## RECORDS FOR THE EXERCISE
**********
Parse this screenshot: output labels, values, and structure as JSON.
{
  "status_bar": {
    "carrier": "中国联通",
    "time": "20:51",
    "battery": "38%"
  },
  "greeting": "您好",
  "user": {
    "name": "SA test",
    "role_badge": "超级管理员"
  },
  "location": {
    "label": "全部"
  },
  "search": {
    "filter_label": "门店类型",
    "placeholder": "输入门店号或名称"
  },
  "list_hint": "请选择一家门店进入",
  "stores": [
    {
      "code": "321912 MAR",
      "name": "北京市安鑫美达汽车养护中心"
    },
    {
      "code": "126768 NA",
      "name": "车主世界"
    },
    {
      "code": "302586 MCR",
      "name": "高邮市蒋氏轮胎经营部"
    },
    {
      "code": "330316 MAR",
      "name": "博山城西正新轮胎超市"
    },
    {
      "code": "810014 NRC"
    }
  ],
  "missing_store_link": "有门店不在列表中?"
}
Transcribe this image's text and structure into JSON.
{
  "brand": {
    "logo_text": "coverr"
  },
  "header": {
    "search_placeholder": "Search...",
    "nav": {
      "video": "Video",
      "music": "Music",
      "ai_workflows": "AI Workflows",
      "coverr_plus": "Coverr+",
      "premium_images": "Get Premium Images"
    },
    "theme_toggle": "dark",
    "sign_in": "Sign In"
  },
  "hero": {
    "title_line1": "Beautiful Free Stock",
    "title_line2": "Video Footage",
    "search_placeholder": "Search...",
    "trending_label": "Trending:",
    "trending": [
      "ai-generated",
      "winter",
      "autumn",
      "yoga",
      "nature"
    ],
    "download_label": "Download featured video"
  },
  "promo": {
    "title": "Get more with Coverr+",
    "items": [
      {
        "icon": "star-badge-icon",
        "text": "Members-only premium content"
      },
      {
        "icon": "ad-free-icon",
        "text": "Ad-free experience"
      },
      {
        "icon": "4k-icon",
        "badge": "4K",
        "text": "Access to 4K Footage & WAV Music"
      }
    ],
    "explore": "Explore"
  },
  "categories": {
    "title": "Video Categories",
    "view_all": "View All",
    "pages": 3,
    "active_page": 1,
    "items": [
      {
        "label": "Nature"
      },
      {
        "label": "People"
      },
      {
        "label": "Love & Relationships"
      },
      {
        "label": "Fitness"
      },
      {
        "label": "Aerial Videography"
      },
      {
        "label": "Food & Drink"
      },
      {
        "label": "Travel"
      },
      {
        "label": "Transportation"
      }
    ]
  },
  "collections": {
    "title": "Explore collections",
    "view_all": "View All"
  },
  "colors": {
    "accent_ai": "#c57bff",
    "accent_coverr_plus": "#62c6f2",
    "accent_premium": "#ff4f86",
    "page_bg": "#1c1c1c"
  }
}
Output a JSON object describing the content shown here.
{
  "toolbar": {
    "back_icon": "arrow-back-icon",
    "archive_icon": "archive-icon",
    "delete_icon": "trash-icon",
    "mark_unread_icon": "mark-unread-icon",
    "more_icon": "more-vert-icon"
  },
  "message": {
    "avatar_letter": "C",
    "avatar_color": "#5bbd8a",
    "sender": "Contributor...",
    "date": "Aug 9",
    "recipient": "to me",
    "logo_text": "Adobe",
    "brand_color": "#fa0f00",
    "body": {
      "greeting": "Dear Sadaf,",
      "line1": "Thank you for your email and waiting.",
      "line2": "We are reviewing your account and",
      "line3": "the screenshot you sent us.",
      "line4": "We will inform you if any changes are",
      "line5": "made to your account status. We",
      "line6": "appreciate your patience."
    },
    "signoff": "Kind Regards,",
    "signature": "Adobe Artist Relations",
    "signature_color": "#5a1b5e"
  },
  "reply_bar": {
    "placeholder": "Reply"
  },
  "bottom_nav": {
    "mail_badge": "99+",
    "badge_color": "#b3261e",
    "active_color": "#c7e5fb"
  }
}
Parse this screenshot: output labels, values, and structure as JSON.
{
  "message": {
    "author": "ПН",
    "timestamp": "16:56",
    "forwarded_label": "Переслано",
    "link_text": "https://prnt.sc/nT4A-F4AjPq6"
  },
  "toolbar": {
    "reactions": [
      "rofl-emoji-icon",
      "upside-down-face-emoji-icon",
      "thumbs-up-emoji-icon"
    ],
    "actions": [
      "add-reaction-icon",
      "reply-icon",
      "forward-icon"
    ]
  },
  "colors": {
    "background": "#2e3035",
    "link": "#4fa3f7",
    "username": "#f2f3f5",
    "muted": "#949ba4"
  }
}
**********
## THE TASK
Copy out exactly the lines running from the line with "Output a JSON" to the end of the records, inclusive.

## RESULT OF THIS TASK
Output a JSON object describing the content shown here.
{
  "toolbar": {
    "back_icon": "arrow-back-icon",
    "archive_icon": "archive-icon",
    "delete_icon": "trash-icon",
    "mark_unread_icon": "mark-unread-icon",
    "more_icon": "more-vert-icon"
  },
  "message": {
    "avatar_letter": "C",
    "avatar_color": "#5bbd8a",
    "sender": "Contributor...",
    "date": "Aug 9",
    "recipient": "to me",
    "logo_text": "Adobe",
    "brand_color": "#fa0f00",
    "body": {
      "greeting": "Dear Sadaf,",
      "line1": "Thank you for your email and waiting.",
      "line2": "We are reviewing your account and",
      "line3": "the screenshot you sent us.",
      "line4": "We will inform you if any changes are",
      "line5": "made to your account status. We",
      "line6": "appreciate your patience."
    },
    "signoff": "Kind Regards,",
    "signature": "Adobe Artist Relations",
    "signature_color": "#5a1b5e"
  },
  "reply_bar": {
    "placeholder": "Reply"
  },
  "bottom_nav": {
    "mail_badge": "99+",
    "badge_color": "#b3261e",
    "active_color": "#c7e5fb"
  }
}
Parse this screenshot: output labels, values, and structure as JSON.
{
  "message": {
    "author": "ПН",
    "timestamp": "16:56",
    "forwarded_label": "Переслано",
    "link_text": "https://prnt.sc/nT4A-F4AjPq6"
  },
  "toolbar": {
    "reactions": [
      "rofl-emoji-icon",
      "upside-down-face-emoji-icon",
      "thumbs-up-emoji-icon"
    ],
    "actions": [
      "add-reaction-icon",
      "reply-icon",
      "forward-icon"
    ]
  },
  "colors": {
    "background": "#2e3035",
    "link": "#4fa3f7",
    "username": "#f2f3f5",
    "muted": "#949ba4"
  }
}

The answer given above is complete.